(Saved entries)

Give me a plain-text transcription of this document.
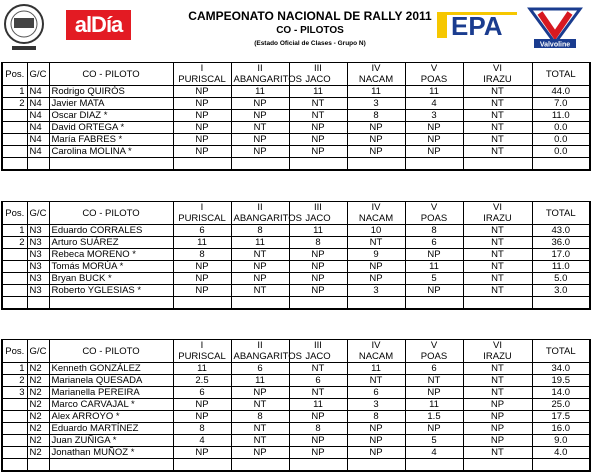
alDía	CAMPEONATO NACIONAL DE RALLY 2011
CO - PILOTOS
(Estado Oficial de Clases - Grupo N)
EPA
Valvoline
Pos.	G/C	CO - PILOTO	I	II	III	IV	V	VI	TOTAL
			PURISCAL	ABANGARITOS	JACO	NACAM	POAS	IRAZU	
1	N4	Rodrigo QUIRÓS	NP	11	11	11	11	NT	44.0
2	N4	Javier MATA	NP	NP	NT	3	4	NT	7.0
	N4	Oscar DIAZ *	NP	NP	NT	8	3	NT	11.0
	N4	David ORTEGA *	NP	NT	NP	NP	NP	NT	0.0
	N4	María FABRES *	NP	NP	NP	NP	NP	NT	0.0
	N4	Carolina MOLINA *	NP	NP	NP	NP	NP	NT	0.0

Pos.	G/C	CO - PILOTO	I	II	III	IV	V	VI	TOTAL
			PURISCAL	ABANGARITOS	JACO	NACAM	POAS	IRAZU	
1	N3	Eduardo CORRALES	6	8	11	10	8	NT	43.0
2	N3	Arturo SUÁREZ	11	11	8	NT	6	NT	36.0
	N3	Rebeca MORENO *	8	NT	NP	9	NP	NT	17.0
	N3	Tomás MORÚA *	NP	NP	NP	NP	11	NT	11.0
	N3	Bryan BUCK *	NP	NP	NP	NP	5	NT	5.0
	N3	Roberto YGLESIAS *	NP	NT	NP	3	NP	NT	3.0

Pos.	G/C	CO - PILOTO	I	II	III	IV	V	VI	TOTAL
			PURISCAL	ABANGARITOS	JACO	NACAM	POAS	IRAZU	
1	N2	Kenneth GONZÁLEZ	11	6	NT	11	6	NT	34.0
2	N2	Marianela QUESADA	2.5	11	6	NT	NT	NT	19.5
3	N2	Marianella PEREIRA	6	NP	NT	6	NP	NT	14.0
	N2	Marco CARVAJAL *	NP	NT	11	3	11	NP	25.0
	N2	Alex ARROYO *	NP	8	NP	8	1.5	NP	17.5
	N2	Eduardo MARTÍNEZ	8	NT	8	NP	NP	NP	16.0
	N2	Juan ZUÑIGA *	4	NT	NP	NP	5	NP	9.0
	N2	Jonathan MUÑOZ *	NP	NP	NP	NP	4	NT	4.0
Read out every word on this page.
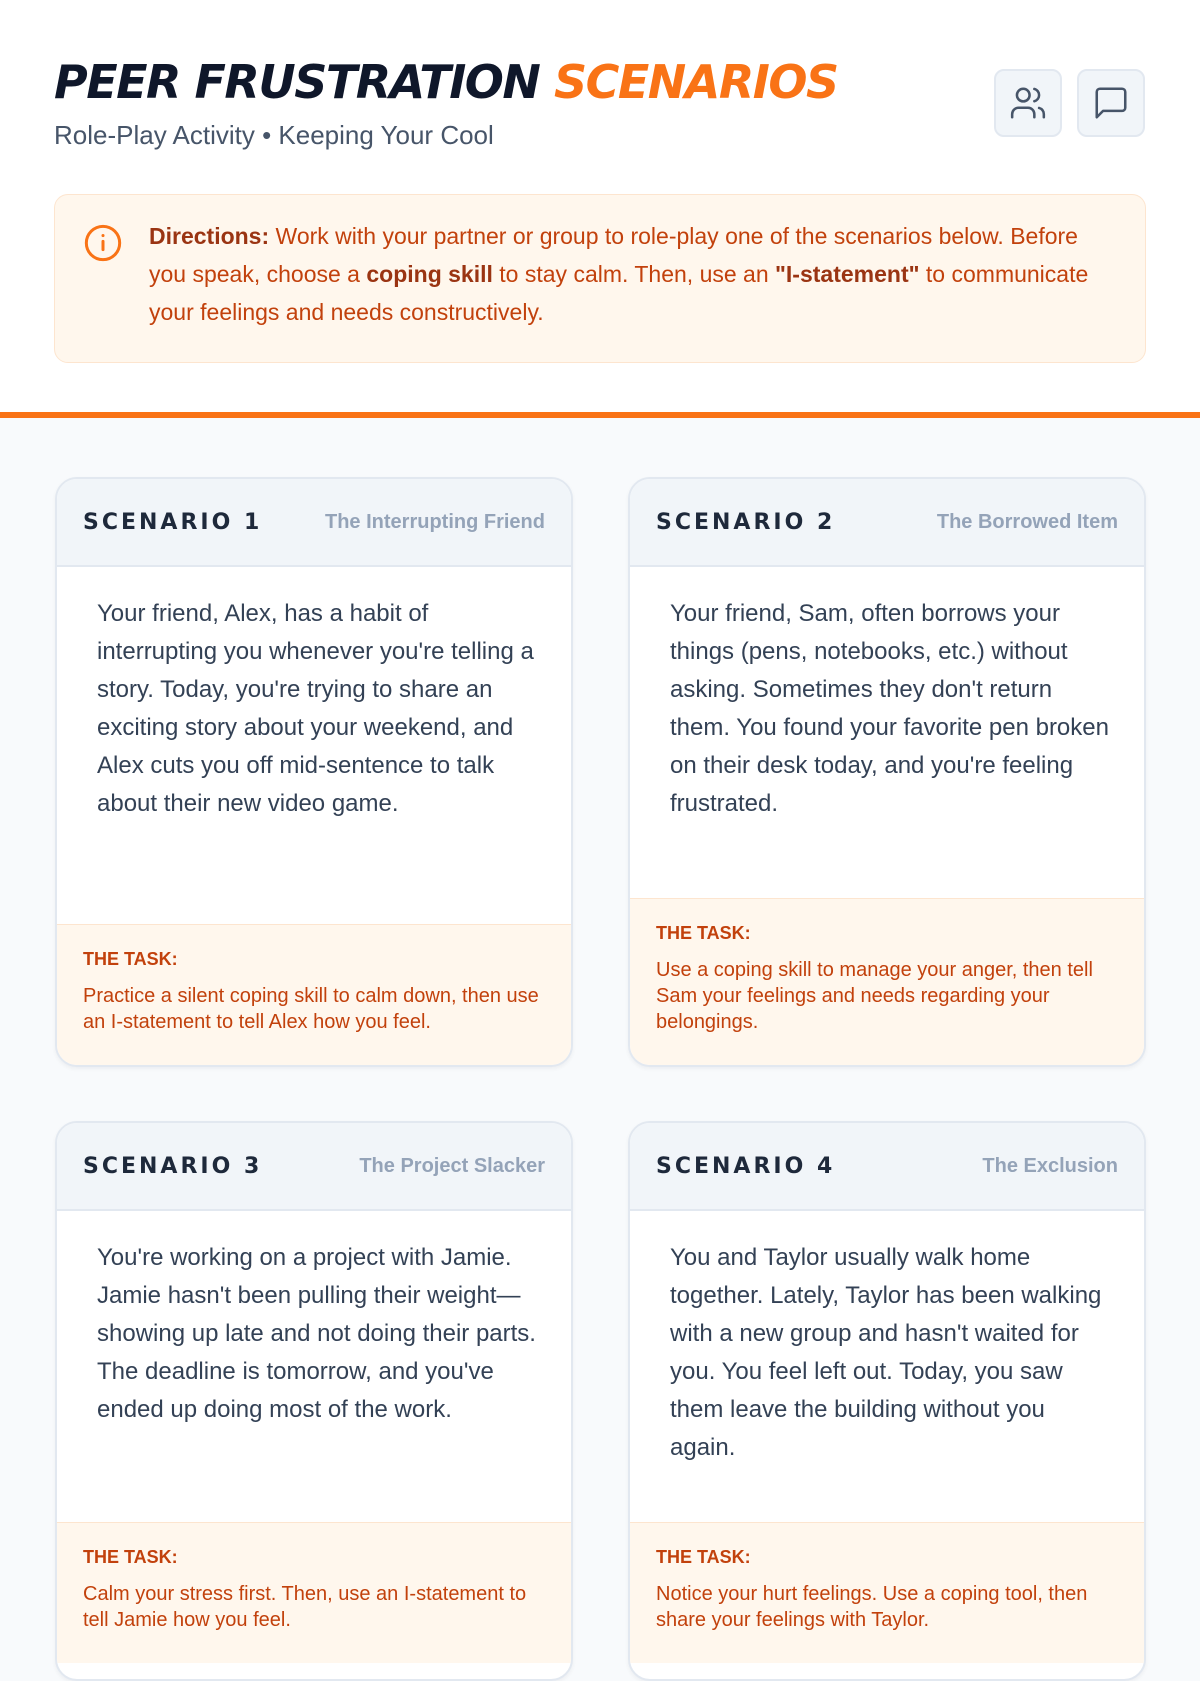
PEER FRUSTRATION SCENARIOS
Role-Play Activity • Keeping Your Cool
Directions: Work with your partner or group to role-play one of the scenarios below. Before you speak, choose a coping skill to stay calm. Then, use an "I-statement" to communicate your feelings and needs constructively.
SCENARIO 1	The Interrupting Friend
Your friend, Alex, has a habit of interrupting you whenever you're telling a story. Today, you're trying to share an exciting story about your weekend, and Alex cuts you off mid-sentence to talk about their new video game.
THE TASK:
Practice a silent coping skill to calm down, then use an I-statement to tell Alex how you feel.
SCENARIO 2	The Borrowed Item
Your friend, Sam, often borrows your things (pens, notebooks, etc.) without asking. Sometimes they don't return them. You found your favorite pen broken on their desk today, and you're feeling frustrated.
THE TASK:
Use a coping skill to manage your anger, then tell Sam your feelings and needs regarding your belongings.
SCENARIO 3	The Project Slacker
You're working on a project with Jamie. Jamie hasn't been pulling their weight—showing up late and not doing their parts. The deadline is tomorrow, and you've ended up doing most of the work.
THE TASK:
Calm your stress first. Then, use an I-statement to tell Jamie how you feel.
SCENARIO 4	The Exclusion
You and Taylor usually walk home together. Lately, Taylor has been walking with a new group and hasn't waited for you. You feel left out. Today, you saw them leave the building without you again.
THE TASK:
Notice your hurt feelings. Use a coping tool, then share your feelings with Taylor.
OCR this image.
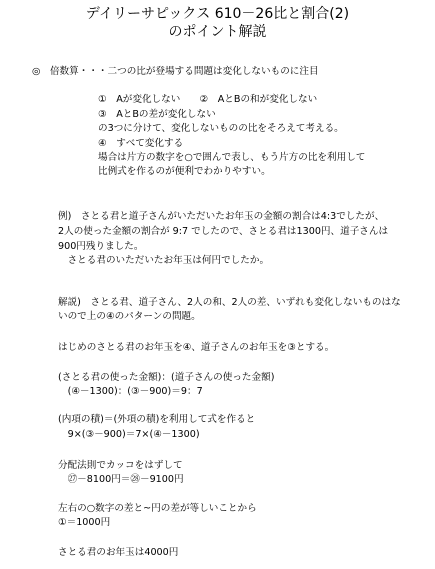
デイリーサピックス 610－26比と割合(2)
のポイント解説
◎　倍数算・・・二つの比が登場する問題は変化しないものに注目
①　Aが変化しない　　②　AとBの和が変化しない
③　AとBの差が変化しない
の3つに分けて、変化しないものの比をそろえて考える。
④　すべて変化する
場合は片方の数字を○で囲んで表し、もう片方の比を利用して
比例式を作るのが便利でわかりやすい。
例)　さとる君と道子さんがいただいたお年玉の金額の割合は4:3でしたが、
2人の使った金額の割合が 9:7 でしたので、さとる君は1300円、道子さんは
900円残りました。
　さとる君のいただいたお年玉は何円でしたか。
解説)　さとる君、道子さん、2人の和、2人の差、いずれも変化しないものはな
いので上の④のパターンの問題。
はじめのさとる君のお年玉を④、道子さんのお年玉を③とする。
(さとる君の使った金額)：(道子さんの使った金額)
　(④－1300)：(③－900)＝9：7
(内項の積)＝(外項の積)を利用して式を作ると
　9×(③－900)＝7×(④－1300)
分配法則でカッコをはずして
　㉗－8100円＝㉘－9100円
左右の○数字の差と~円の差が等しいことから
①＝1000円
さとる君のお年玉は4000円
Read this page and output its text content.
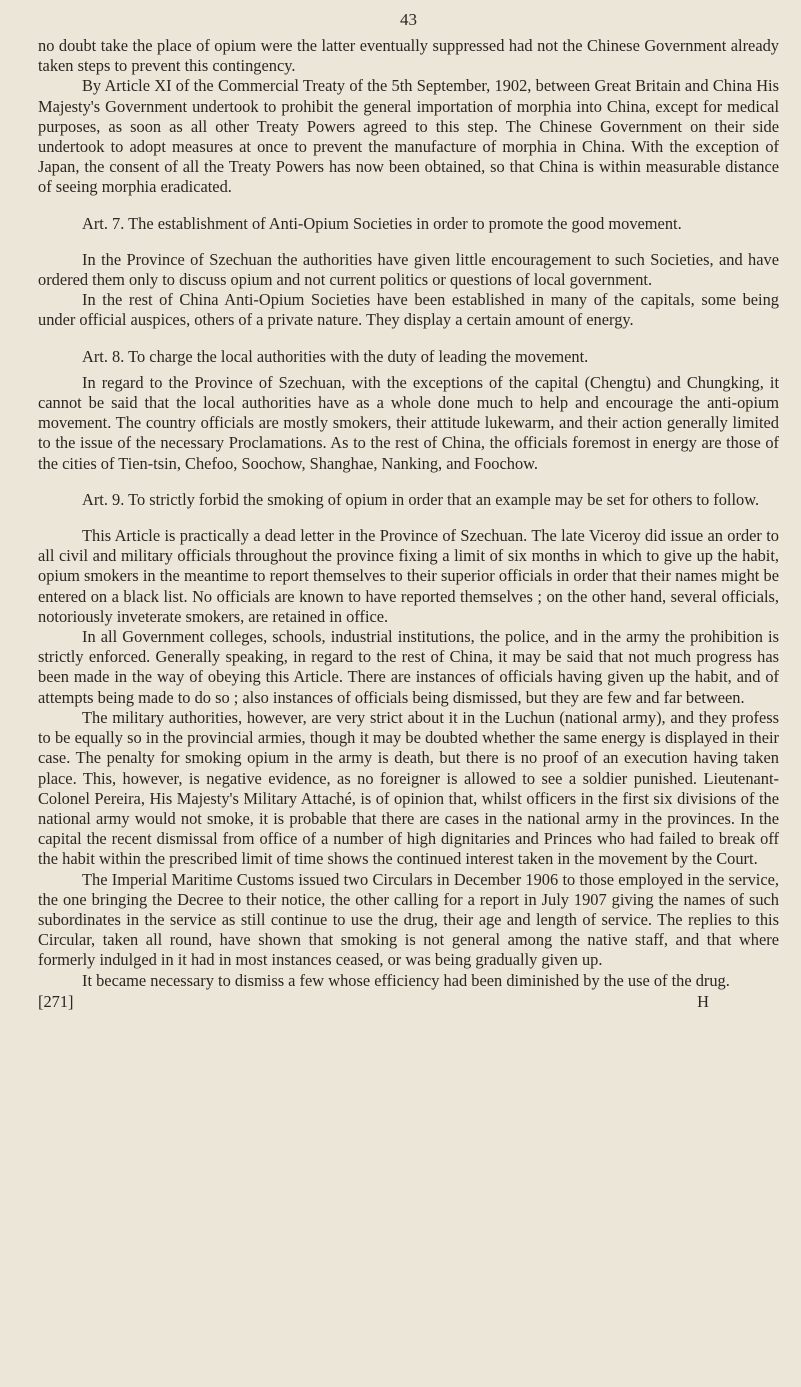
43

no doubt take the place of opium were the latter eventually suppressed had not the Chinese Government already taken steps to prevent this contingency.

By Article XI of the Commercial Treaty of the 5th September, 1902, between Great Britain and China His Majesty's Government undertook to prohibit the general importation of morphia into China, except for medical purposes, as soon as all other Treaty Powers agreed to this step. The Chinese Government on their side undertook to adopt measures at once to prevent the manufacture of morphia in China. With the exception of Japan, the consent of all the Treaty Powers has now been obtained, so that China is within measurable distance of seeing morphia eradicated.

Art. 7. The establishment of Anti-Opium Societies in order to promote the good movement.

In the Province of Szechuan the authorities have given little encouragement to such Societies, and have ordered them only to discuss opium and not current politics or questions of local government.

In the rest of China Anti-Opium Societies have been established in many of the capitals, some being under official auspices, others of a private nature. They display a certain amount of energy.

Art. 8. To charge the local authorities with the duty of leading the movement.

In regard to the Province of Szechuan, with the exceptions of the capital (Chengtu) and Chungking, it cannot be said that the local authorities have as a whole done much to help and encourage the anti-opium movement. The country officials are mostly smokers, their attitude lukewarm, and their action generally limited to the issue of the necessary Proclamations. As to the rest of China, the officials foremost in energy are those of the cities of Tien-tsin, Chefoo, Soochow, Shanghae, Nanking, and Foochow.

Art. 9. To strictly forbid the smoking of opium in order that an example may be set for others to follow.

This Article is practically a dead letter in the Province of Szechuan. The late Viceroy did issue an order to all civil and military officials throughout the province fixing a limit of six months in which to give up the habit, opium smokers in the meantime to report themselves to their superior officials in order that their names might be entered on a black list. No officials are known to have reported themselves ; on the other hand, several officials, notoriously inveterate smokers, are retained in office.

In all Government colleges, schools, industrial institutions, the police, and in the army the prohibition is strictly enforced. Generally speaking, in regard to the rest of China, it may be said that not much progress has been made in the way of obeying this Article. There are instances of officials having given up the habit, and of attempts being made to do so ; also instances of officials being dismissed, but they are few and far between.

The military authorities, however, are very strict about it in the Luchun (national army), and they profess to be equally so in the provincial armies, though it may be doubted whether the same energy is displayed in their case. The penalty for smoking opium in the army is death, but there is no proof of an execution having taken place. This, however, is negative evidence, as no foreigner is allowed to see a soldier punished. Lieutenant-Colonel Pereira, His Majesty's Military Attaché, is of opinion that, whilst officers in the first six divisions of the national army would not smoke, it is probable that there are cases in the national army in the provinces. In the capital the recent dismissal from office of a number of high dignitaries and Princes who had failed to break off the habit within the prescribed limit of time shows the continued interest taken in the movement by the Court.

The Imperial Maritime Customs issued two Circulars in December 1906 to those employed in the service, the one bringing the Decree to their notice, the other calling for a report in July 1907 giving the names of such subordinates in the service as still continue to use the drug, their age and length of service. The replies to this Circular, taken all round, have shown that smoking is not general among the native staff, and that where formerly indulged in it had in most instances ceased, or was being gradually given up.

It became necessary to dismiss a few whose efficiency had been diminished by the use of the drug.

[271]	H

*What you will do*:
Search the lines for "local". Copy each line that has it.

*Written answer*:
In the Province of Szechuan the authorities have given little encouragement to such Societies, and have ordered them only to discuss opium and not current politics or questions of local government.
Art. 8. To charge the local authorities with the duty of leading the movement.
In regard to the Province of Szechuan, with the exceptions of the capital (Chengtu) and Chungking, it cannot be said that the local authorities have as a whole done much to help and encourage the anti-opium movement. The country officials are mostly smokers, their attitude lukewarm, and their action generally limited to the issue of the necessary Proclamations. As to the rest of China, the officials foremost in energy are those of the cities of Tien-tsin, Chefoo, Soochow, Shanghae, Nanking, and Foochow.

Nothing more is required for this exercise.